(Goal): Return every line of the following listing verbatim, without changing, omitting, or reordering anything.

(Data entries):
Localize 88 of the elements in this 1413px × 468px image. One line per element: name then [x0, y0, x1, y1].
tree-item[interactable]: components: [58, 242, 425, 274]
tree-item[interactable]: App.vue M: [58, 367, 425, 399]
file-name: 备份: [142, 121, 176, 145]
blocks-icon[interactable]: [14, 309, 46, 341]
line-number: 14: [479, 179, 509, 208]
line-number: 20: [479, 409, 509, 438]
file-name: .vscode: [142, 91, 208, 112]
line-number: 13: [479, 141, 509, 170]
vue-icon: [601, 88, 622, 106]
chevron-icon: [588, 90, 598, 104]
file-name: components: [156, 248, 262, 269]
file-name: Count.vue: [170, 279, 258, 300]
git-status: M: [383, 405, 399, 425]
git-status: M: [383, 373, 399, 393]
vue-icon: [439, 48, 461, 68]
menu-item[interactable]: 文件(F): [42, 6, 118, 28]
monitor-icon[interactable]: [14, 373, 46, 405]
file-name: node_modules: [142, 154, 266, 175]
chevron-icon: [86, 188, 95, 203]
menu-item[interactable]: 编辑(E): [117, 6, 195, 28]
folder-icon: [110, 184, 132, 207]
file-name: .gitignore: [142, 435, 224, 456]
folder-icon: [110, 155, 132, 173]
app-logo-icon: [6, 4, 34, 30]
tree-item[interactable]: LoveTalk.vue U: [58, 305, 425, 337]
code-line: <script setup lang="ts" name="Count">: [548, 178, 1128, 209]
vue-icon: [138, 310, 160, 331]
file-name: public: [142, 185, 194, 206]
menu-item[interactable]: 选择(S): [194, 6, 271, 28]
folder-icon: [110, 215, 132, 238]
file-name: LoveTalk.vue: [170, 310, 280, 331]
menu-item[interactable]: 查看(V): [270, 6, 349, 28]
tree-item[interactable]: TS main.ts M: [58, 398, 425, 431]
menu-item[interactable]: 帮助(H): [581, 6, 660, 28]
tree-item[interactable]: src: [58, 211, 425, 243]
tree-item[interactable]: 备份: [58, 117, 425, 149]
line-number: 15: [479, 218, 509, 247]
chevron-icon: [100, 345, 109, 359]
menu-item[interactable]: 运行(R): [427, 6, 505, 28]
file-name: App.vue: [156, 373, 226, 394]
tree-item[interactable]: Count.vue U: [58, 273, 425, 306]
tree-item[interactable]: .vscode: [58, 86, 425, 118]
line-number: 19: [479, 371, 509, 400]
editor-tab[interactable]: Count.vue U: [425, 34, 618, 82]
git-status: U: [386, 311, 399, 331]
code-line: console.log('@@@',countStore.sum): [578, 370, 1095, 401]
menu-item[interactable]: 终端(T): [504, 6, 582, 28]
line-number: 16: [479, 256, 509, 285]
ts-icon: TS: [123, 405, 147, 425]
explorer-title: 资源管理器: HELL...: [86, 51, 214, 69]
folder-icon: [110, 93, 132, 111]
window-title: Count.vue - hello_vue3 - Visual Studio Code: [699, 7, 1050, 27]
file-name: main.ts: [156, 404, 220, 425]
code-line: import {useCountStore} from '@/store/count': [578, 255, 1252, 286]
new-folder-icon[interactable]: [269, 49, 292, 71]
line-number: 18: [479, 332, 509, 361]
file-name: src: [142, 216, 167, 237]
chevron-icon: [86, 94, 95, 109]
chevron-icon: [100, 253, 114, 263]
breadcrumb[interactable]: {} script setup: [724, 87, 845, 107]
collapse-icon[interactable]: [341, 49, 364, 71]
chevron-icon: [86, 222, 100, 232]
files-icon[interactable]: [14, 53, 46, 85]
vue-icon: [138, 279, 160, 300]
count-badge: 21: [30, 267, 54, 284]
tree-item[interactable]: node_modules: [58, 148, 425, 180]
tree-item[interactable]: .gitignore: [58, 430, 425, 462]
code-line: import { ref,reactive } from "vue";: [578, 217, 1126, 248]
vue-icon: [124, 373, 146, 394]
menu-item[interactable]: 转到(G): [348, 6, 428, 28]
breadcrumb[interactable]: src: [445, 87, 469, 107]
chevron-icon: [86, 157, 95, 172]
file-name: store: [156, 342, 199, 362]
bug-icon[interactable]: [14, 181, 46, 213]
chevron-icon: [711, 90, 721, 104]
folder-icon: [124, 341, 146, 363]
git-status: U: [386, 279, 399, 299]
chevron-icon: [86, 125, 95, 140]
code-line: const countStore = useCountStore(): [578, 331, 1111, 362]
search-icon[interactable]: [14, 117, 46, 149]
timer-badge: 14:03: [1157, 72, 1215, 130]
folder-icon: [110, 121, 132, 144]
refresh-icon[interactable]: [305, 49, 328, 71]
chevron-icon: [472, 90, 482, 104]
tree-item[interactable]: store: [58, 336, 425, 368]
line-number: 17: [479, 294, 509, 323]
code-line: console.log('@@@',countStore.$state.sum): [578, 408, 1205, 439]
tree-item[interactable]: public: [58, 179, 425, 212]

(Exercise solution):
Localize 88 of the elements in this 1413px × 468px image. One line per element: name then [x0, y0, x1, y1].
tree-item[interactable]: components: [58, 242, 425, 274]
tree-item[interactable]: App.vue M: [58, 367, 425, 399]
file-name: 备份: [142, 121, 176, 145]
blocks-icon[interactable]: [14, 309, 46, 341]
line-number: 14: [479, 179, 509, 208]
line-number: 20: [479, 409, 509, 438]
file-name: .vscode: [142, 91, 208, 112]
line-number: 13: [479, 141, 509, 170]
vue-icon: [601, 88, 622, 106]
chevron-icon: [588, 90, 598, 104]
file-name: components: [156, 248, 262, 269]
file-name: Count.vue: [170, 279, 258, 300]
git-status: M: [383, 405, 399, 425]
git-status: M: [383, 373, 399, 393]
vue-icon: [439, 48, 461, 68]
menu-item[interactable]: 文件(F): [42, 6, 118, 28]
monitor-icon[interactable]: [14, 373, 46, 405]
file-name: node_modules: [142, 154, 266, 175]
chevron-icon: [86, 188, 95, 203]
menu-item[interactable]: 编辑(E): [117, 6, 195, 28]
folder-icon: [110, 184, 132, 207]
file-name: .gitignore: [142, 435, 224, 456]
folder-icon: [110, 155, 132, 173]
app-logo-icon: [6, 4, 34, 30]
tree-item[interactable]: LoveTalk.vue U: [58, 305, 425, 337]
code-line: <script setup lang="ts" name="Count">: [548, 178, 1128, 209]
vue-icon: [138, 310, 160, 331]
file-name: public: [142, 185, 194, 206]
menu-item[interactable]: 选择(S): [194, 6, 271, 28]
folder-icon: [110, 215, 132, 238]
file-name: LoveTalk.vue: [170, 310, 280, 331]
menu-item[interactable]: 查看(V): [270, 6, 349, 28]
tree-item[interactable]: TS main.ts M: [58, 398, 425, 431]
menu-item[interactable]: 帮助(H): [581, 6, 660, 28]
tree-item[interactable]: src: [58, 211, 425, 243]
tree-item[interactable]: 备份: [58, 117, 425, 149]
line-number: 15: [479, 218, 509, 247]
chevron-icon: [100, 345, 109, 359]
menu-item[interactable]: 运行(R): [427, 6, 505, 28]
file-name: App.vue: [156, 373, 226, 394]
tree-item[interactable]: Count.vue U: [58, 273, 425, 306]
tree-item[interactable]: .vscode: [58, 86, 425, 118]
line-number: 19: [479, 371, 509, 400]
editor-tab[interactable]: Count.vue U: [425, 34, 618, 82]
git-status: U: [386, 311, 399, 331]
code-line: console.log('@@@',countStore.sum): [578, 370, 1095, 401]
menu-item[interactable]: 终端(T): [504, 6, 582, 28]
line-number: 16: [479, 256, 509, 285]
ts-icon: TS: [123, 405, 147, 425]
explorer-title: 资源管理器: HELL...: [86, 51, 214, 69]
folder-icon: [110, 93, 132, 111]
window-title: Count.vue - hello_vue3 - Visual Studio Code: [699, 7, 1050, 27]
file-name: main.ts: [156, 404, 220, 425]
code-line: import {useCountStore} from '@/store/count': [578, 255, 1252, 286]
new-folder-icon[interactable]: [269, 49, 292, 71]
line-number: 18: [479, 332, 509, 361]
file-name: src: [142, 216, 167, 237]
chevron-icon: [86, 94, 95, 109]
chevron-icon: [100, 253, 114, 263]
breadcrumb[interactable]: {} script setup: [724, 87, 845, 107]
collapse-icon[interactable]: [341, 49, 364, 71]
chevron-icon: [86, 222, 100, 232]
files-icon[interactable]: [14, 53, 46, 85]
vue-icon: [138, 279, 160, 300]
count-badge: 21: [30, 267, 54, 284]
tree-item[interactable]: node_modules: [58, 148, 425, 180]
tree-item[interactable]: .gitignore: [58, 430, 425, 462]
code-line: import { ref,reactive } from "vue";: [578, 217, 1126, 248]
vue-icon: [124, 373, 146, 394]
menu-item[interactable]: 转到(G): [348, 6, 428, 28]
breadcrumb[interactable]: src: [445, 87, 469, 107]
chevron-icon: [86, 157, 95, 172]
file-name: store: [156, 342, 199, 362]
bug-icon[interactable]: [14, 181, 46, 213]
chevron-icon: [711, 90, 721, 104]
folder-icon: [124, 341, 146, 363]
git-status: U: [386, 279, 399, 299]
chevron-icon: [86, 125, 95, 140]
code-line: const countStore = useCountStore(): [578, 331, 1111, 362]
search-icon[interactable]: [14, 117, 46, 149]
timer-badge: 14:03: [1157, 72, 1215, 130]
folder-icon: [110, 121, 132, 144]
refresh-icon[interactable]: [305, 49, 328, 71]
chevron-icon: [472, 90, 482, 104]
tree-item[interactable]: store: [58, 336, 425, 368]
line-number: 17: [479, 294, 509, 323]
code-line: console.log('@@@',countStore.$state.sum): [578, 408, 1205, 439]
tree-item[interactable]: public: [58, 179, 425, 212]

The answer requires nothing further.